▶ Quoted text:
++++++++++++++++++++

The writing was on the wall. Algorithms and artificial intelligence are set to change or eventually replace an enormous swath of the labor force — including your friendly neighborhood securitization banker.

The interest (or anxiety) around applying artificial intelligence, data science and machine learning to financial services was evident in the programming of the three day event. 

The conference featured an entire track of panels dubbed the 'Innovation Institute', meant to showcase developments in blockchain, electronic trading and the broad move toward digitization and automation of financial markets. Especially automation.

The talks culminated in a keynote address from former White House chief of staff Denis McDonough, followed by a panel of big data and machine learning experts.

“The transition we’re seeing in the application of artificial intelligence is from its initial application in mechanization of tasks to now being a decision automation tool and a mechanism for scaling human decisions,” said Matthew Sigelman, CEO of labour market analytics firm Burning Glass.

Speakers on the panel seemed to be treading lightly. Words like “enhance” and “amplify” were used to describe the potential benefits of AI and machine learning. 

But talk of “scaling” human decision making power stopped just short of touching on the likelihood that these algorithms will soon be powerful enough to surpass and replace human decision making power.

When during the panel, BlackRock managing director Dapeng Hu pointed to the ecommerce boom in China as an example of how technology can create jobs, citing millions of people who signed up as express delivery workers, he also spoke to a growing fear among labour market observers — that the future of human labour will be in low wage, low skill jobs.

++++++++++++++++++++

▶ Supplied material:
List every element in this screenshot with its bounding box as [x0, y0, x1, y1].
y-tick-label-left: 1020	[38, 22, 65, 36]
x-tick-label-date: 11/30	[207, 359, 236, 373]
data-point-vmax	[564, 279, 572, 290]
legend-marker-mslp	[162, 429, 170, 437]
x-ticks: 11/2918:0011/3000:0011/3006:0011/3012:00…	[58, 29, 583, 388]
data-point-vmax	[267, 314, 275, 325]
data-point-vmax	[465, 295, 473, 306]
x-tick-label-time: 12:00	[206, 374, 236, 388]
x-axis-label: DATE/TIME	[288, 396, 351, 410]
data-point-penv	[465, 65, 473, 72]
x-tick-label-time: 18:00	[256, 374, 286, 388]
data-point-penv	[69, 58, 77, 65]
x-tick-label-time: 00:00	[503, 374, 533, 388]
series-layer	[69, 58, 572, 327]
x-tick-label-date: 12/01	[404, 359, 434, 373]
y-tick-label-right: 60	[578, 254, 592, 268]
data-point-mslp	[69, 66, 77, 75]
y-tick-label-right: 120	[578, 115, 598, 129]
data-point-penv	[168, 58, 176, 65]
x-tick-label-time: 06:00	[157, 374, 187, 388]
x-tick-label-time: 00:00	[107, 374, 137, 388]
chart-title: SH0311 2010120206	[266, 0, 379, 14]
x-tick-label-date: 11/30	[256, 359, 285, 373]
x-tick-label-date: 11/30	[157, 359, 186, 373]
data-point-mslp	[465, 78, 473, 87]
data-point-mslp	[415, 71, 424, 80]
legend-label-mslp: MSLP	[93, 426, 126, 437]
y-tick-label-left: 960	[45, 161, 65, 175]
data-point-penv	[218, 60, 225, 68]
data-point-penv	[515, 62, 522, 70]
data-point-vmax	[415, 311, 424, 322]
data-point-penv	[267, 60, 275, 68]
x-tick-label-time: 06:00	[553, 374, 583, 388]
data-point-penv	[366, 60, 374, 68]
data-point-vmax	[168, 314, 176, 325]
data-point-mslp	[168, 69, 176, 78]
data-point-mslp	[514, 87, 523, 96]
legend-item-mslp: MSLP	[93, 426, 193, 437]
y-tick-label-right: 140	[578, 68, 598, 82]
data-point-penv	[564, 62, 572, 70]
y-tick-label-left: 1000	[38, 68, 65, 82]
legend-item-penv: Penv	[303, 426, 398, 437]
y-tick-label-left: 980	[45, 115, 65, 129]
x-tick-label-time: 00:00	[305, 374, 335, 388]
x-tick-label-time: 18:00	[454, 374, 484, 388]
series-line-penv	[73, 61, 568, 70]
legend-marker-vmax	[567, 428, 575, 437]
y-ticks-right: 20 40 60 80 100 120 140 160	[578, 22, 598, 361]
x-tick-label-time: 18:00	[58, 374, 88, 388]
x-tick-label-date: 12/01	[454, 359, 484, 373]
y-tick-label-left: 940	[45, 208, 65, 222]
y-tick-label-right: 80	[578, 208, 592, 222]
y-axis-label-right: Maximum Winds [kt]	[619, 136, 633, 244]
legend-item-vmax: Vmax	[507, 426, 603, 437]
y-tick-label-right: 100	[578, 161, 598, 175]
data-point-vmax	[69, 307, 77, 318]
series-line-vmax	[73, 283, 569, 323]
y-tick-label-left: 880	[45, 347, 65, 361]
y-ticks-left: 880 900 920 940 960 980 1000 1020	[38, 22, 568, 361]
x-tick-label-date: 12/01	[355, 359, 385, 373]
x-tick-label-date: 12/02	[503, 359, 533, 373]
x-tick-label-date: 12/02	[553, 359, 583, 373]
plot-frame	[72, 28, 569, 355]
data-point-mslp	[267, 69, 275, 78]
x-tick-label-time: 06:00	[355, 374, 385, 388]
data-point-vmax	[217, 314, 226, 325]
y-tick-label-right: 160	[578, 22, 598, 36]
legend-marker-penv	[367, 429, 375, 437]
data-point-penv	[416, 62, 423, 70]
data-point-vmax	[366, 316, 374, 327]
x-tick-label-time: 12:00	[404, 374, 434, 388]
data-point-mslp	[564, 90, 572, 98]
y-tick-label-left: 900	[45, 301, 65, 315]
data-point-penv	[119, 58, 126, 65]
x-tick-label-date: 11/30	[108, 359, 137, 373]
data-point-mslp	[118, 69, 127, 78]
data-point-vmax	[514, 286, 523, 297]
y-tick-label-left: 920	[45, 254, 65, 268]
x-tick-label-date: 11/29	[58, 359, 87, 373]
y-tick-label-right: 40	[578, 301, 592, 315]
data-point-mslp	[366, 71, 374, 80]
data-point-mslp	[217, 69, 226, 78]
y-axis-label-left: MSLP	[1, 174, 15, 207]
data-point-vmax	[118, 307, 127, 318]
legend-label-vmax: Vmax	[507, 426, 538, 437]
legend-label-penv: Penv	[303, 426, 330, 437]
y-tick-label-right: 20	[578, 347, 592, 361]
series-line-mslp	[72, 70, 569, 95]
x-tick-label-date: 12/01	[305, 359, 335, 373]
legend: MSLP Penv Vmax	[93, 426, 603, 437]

++++++++++++++++++++

▶ Jobs:
1. Could you rewrite the rows, from the first row up to and including the row that contains "396, 351, 410]", as a numbered list with any blank lines left out?
2. Can you extend the article on AI in financial services, picking up right after its last sentence?
The article and the rows come from unrelated sources.

▶ Responses to the tasks:
1.
1. List every element in this screenshot with its bounding box as [x0, y0, x1, y1].
2. y-tick-label-left: 1020	[38, 22, 65, 36]
3. x-tick-label-date: 11/30	[207, 359, 236, 373]
4. data-point-vmax	[564, 279, 572, 290]
5. legend-marker-mslp	[162, 429, 170, 437]
6. x-ticks: 11/2918:0011/3000:0011/3006:0011/3012:00…	[58, 29, 583, 388]
7. data-point-vmax	[267, 314, 275, 325]
8. data-point-vmax	[465, 295, 473, 306]
9. x-tick-label-time: 12:00	[206, 374, 236, 388]
10. x-axis-label: DATE/TIME	[288, 396, 351, 410]

2.
Financial markets professionals comfort themselves with the thought that the 'human element' will always be important. Bankers are always keen to point out that their work is a “relationships business”, and that human intuition will always be needed to make prudent investment decisions.

Maybe, maybe not.

“In every stage of the process in securitization, automation tools will have some impact, from origination to secondary trading of the assets,” said Jonah Crane, a 'regulator in residence' at the FinTech Innovation Lab in New York.

Crane’s words should drive home the fact that financial services are uniquely exposed to technological disruption. With perfect memory, the ability to access stores of data at lightning speed and vast raw computing power, it is unlikely that human intuition will be able to keep up with the ability of machine learning algorithms to make accurate credit decisions.

And despite the talk of “hybridized skills”, and human-AI collaboration, algorithms are getting better at doing what human bankers have taken decades trying to perfect. 

Securitization, particularly of consumer credit, is a corner of the financial markets that could be the first to fall when the robots come.